**STATED TASK:** Take every line from the listing below that includes "language" and copy it.

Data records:
______________________________

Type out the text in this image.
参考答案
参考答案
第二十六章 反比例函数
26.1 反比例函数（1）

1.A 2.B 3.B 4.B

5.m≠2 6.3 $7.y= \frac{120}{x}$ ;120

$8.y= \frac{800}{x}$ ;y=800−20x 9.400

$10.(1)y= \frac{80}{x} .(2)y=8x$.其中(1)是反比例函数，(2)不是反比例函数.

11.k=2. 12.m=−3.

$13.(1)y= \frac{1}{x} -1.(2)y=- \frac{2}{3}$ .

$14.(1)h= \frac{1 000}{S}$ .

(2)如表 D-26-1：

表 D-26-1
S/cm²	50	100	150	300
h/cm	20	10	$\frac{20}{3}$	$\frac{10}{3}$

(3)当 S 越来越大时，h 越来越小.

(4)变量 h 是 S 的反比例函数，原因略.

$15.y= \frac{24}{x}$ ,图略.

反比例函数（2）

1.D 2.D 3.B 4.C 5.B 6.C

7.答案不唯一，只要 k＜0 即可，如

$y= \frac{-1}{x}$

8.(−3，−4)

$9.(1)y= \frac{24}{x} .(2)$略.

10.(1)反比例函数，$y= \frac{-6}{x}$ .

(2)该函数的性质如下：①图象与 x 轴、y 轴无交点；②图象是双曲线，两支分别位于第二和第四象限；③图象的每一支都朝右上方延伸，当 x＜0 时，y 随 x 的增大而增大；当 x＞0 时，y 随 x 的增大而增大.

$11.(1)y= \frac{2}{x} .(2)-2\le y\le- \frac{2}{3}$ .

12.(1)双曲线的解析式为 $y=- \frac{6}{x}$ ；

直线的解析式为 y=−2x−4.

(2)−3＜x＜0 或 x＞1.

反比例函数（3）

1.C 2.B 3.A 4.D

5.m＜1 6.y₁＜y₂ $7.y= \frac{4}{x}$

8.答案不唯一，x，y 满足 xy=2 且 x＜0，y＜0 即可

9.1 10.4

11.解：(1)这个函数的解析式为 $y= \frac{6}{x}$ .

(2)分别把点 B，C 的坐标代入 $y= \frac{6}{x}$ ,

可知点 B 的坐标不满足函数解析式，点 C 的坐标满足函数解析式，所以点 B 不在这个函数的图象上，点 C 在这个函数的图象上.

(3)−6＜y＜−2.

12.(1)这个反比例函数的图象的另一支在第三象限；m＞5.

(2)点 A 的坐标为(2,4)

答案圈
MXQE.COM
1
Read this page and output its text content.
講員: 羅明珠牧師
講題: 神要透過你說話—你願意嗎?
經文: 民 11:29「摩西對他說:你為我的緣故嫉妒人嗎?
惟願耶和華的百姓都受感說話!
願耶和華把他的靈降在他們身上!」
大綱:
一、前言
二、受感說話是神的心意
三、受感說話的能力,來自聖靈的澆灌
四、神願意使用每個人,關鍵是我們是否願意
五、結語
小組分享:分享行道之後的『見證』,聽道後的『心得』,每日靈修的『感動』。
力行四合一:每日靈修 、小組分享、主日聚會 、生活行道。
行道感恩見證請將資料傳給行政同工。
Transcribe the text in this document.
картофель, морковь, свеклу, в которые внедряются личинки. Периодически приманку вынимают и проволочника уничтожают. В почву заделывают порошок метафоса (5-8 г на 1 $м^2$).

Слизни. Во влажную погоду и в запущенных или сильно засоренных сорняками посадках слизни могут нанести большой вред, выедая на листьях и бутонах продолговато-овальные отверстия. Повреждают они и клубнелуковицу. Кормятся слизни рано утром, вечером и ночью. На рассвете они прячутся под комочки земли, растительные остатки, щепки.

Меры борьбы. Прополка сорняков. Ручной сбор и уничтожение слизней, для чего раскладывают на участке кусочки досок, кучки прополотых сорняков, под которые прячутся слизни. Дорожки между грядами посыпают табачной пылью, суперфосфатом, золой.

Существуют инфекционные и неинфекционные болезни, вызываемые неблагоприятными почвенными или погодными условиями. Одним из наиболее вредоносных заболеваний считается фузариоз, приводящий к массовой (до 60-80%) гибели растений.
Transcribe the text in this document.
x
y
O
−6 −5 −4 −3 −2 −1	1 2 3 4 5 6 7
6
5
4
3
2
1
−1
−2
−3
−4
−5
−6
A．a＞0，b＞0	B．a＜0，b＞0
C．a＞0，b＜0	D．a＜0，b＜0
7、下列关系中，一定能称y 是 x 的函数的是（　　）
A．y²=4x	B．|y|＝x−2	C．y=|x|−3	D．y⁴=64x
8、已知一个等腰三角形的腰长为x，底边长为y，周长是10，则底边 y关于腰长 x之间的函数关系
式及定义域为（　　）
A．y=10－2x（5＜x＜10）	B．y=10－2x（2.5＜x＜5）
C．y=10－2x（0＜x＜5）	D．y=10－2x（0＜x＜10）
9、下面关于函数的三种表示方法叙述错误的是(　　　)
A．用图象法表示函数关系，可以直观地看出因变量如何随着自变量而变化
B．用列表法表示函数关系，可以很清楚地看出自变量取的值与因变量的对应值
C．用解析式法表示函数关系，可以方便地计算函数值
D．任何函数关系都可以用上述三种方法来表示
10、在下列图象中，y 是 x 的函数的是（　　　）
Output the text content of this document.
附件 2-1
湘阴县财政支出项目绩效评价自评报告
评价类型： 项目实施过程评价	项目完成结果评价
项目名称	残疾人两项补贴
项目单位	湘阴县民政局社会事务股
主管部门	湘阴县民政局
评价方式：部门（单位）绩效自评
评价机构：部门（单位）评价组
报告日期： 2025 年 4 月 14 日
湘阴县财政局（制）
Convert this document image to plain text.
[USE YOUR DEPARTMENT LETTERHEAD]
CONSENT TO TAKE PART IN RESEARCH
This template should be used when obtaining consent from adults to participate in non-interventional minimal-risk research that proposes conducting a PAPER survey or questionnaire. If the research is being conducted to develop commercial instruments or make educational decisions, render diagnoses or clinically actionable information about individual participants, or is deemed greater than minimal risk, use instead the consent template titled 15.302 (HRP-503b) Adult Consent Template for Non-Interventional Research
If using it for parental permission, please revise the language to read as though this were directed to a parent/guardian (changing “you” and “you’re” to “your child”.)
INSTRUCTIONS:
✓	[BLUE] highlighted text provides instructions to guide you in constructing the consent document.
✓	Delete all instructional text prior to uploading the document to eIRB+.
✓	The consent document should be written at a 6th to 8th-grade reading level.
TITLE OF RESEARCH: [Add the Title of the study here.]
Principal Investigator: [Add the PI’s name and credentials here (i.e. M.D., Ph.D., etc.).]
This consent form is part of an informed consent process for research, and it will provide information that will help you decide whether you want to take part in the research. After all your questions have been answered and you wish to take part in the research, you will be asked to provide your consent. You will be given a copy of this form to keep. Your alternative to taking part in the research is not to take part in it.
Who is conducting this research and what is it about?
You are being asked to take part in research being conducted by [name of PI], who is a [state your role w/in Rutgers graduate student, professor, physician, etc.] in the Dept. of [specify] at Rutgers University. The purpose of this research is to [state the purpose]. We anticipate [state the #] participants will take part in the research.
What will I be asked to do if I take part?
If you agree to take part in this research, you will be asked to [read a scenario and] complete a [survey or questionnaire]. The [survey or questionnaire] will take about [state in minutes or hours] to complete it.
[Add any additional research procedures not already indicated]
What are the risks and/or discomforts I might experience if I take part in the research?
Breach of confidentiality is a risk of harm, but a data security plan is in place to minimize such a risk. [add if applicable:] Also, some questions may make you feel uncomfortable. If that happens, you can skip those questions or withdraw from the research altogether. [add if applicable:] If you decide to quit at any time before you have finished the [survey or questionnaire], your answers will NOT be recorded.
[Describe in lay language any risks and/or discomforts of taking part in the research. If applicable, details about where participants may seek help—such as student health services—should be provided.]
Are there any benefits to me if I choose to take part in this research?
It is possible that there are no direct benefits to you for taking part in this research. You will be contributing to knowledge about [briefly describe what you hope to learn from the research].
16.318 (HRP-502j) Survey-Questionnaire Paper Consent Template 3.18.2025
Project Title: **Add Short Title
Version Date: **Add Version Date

______________________________

**TASK RESULT:**
If using it for parental permission, please revise the language to read as though this were directed to a parent/guardian (changing “you” and “you’re” to “your child”.)
[Describe in lay language any risks and/or discomforts of taking part in the research. If applicable, details about where participants may seek help—such as student health services—should be provided.]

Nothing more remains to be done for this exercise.